Listings of elements and regions
START
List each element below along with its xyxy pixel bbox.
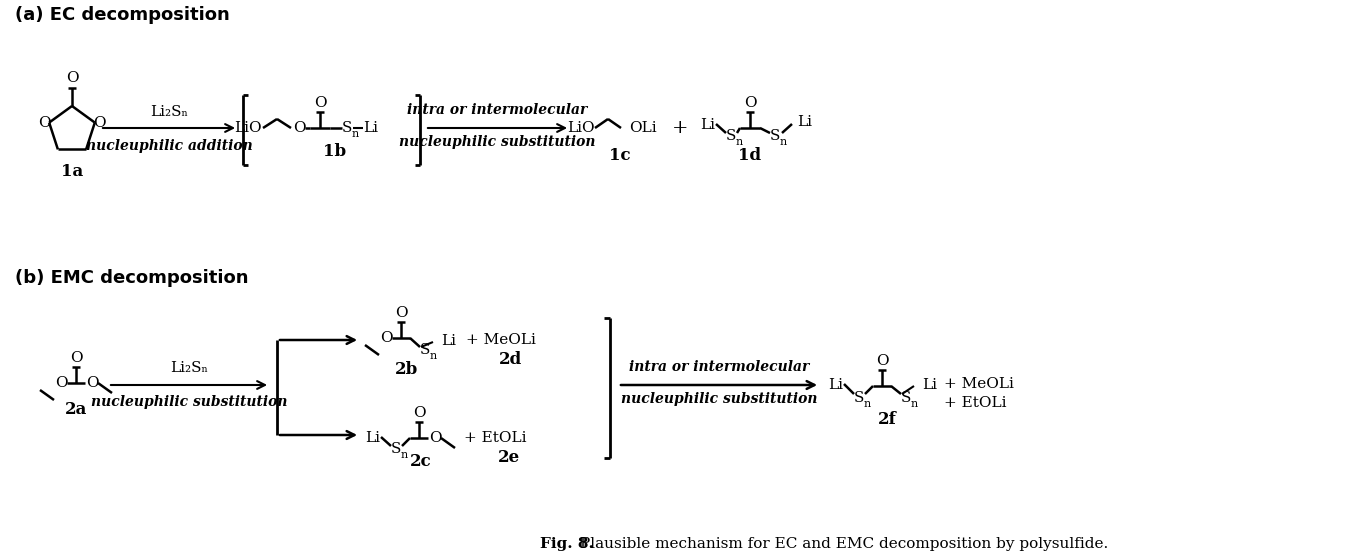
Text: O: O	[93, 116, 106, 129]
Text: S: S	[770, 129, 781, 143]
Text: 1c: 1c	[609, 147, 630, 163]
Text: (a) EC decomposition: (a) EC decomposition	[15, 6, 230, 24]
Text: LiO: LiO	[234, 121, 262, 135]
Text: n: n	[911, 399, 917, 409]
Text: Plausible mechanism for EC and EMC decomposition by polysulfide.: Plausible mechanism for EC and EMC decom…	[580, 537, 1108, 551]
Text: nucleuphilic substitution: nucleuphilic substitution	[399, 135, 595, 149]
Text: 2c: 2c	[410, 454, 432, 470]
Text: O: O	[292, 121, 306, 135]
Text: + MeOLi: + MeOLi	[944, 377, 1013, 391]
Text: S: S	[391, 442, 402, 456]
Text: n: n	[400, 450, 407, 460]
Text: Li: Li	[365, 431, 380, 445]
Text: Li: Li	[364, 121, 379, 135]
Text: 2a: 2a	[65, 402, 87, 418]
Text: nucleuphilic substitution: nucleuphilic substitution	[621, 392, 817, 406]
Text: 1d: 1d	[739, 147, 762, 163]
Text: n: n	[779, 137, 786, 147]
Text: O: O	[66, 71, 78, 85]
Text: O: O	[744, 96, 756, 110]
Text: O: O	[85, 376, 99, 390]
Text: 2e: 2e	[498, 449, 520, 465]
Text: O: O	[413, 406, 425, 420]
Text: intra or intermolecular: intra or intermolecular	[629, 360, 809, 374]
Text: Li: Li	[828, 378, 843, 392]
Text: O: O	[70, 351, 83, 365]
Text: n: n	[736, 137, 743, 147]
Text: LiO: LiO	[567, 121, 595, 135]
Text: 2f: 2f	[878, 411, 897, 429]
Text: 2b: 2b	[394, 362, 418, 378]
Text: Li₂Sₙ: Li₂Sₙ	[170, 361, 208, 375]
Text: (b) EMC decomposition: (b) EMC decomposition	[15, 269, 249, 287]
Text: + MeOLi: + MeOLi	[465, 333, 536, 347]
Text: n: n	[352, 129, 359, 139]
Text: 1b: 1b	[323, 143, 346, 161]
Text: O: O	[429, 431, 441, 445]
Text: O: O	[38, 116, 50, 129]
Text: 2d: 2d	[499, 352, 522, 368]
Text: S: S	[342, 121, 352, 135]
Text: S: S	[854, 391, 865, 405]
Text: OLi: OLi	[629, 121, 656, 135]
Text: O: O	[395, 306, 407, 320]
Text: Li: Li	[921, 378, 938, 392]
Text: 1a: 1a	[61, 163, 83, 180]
END
Reproduce the listing above line for line, leaving out the picture.

List each element below along with its xyxy pixel bbox.
Text: O: O	[93, 116, 106, 129]
Text: S: S	[770, 129, 781, 143]
Text: 1c: 1c	[609, 147, 630, 163]
Text: (a) EC decomposition: (a) EC decomposition	[15, 6, 230, 24]
Text: LiO: LiO	[234, 121, 262, 135]
Text: n: n	[911, 399, 917, 409]
Text: Plausible mechanism for EC and EMC decomposition by polysulfide.: Plausible mechanism for EC and EMC decom…	[580, 537, 1108, 551]
Text: nucleuphilic substitution: nucleuphilic substitution	[399, 135, 595, 149]
Text: 2c: 2c	[410, 454, 432, 470]
Text: O: O	[292, 121, 306, 135]
Text: + MeOLi: + MeOLi	[944, 377, 1013, 391]
Text: S: S	[391, 442, 402, 456]
Text: n: n	[400, 450, 407, 460]
Text: Li: Li	[365, 431, 380, 445]
Text: Li: Li	[364, 121, 379, 135]
Text: 2a: 2a	[65, 402, 87, 418]
Text: nucleuphilic substitution: nucleuphilic substitution	[621, 392, 817, 406]
Text: 1d: 1d	[739, 147, 762, 163]
Text: n: n	[779, 137, 786, 147]
Text: O: O	[66, 71, 78, 85]
Text: O: O	[744, 96, 756, 110]
Text: O: O	[85, 376, 99, 390]
Text: 2e: 2e	[498, 449, 520, 465]
Text: O: O	[413, 406, 425, 420]
Text: intra or intermolecular: intra or intermolecular	[629, 360, 809, 374]
Text: Li: Li	[828, 378, 843, 392]
Text: O: O	[70, 351, 83, 365]
Text: n: n	[736, 137, 743, 147]
Text: LiO: LiO	[567, 121, 595, 135]
Text: 2f: 2f	[878, 411, 897, 429]
Text: 2b: 2b	[394, 362, 418, 378]
Text: Li₂Sₙ: Li₂Sₙ	[170, 361, 208, 375]
Text: (b) EMC decomposition: (b) EMC decomposition	[15, 269, 249, 287]
Text: + MeOLi: + MeOLi	[465, 333, 536, 347]
Text: n: n	[352, 129, 359, 139]
Text: 1b: 1b	[323, 143, 346, 161]
Text: O: O	[429, 431, 441, 445]
Text: O: O	[38, 116, 50, 129]
Text: 2d: 2d	[499, 352, 522, 368]
Text: S: S	[342, 121, 352, 135]
Text: S: S	[854, 391, 865, 405]
Text: OLi: OLi	[629, 121, 656, 135]
Text: O: O	[395, 306, 407, 320]
Text: Li: Li	[921, 378, 938, 392]
Text: 1a: 1a	[61, 163, 83, 180]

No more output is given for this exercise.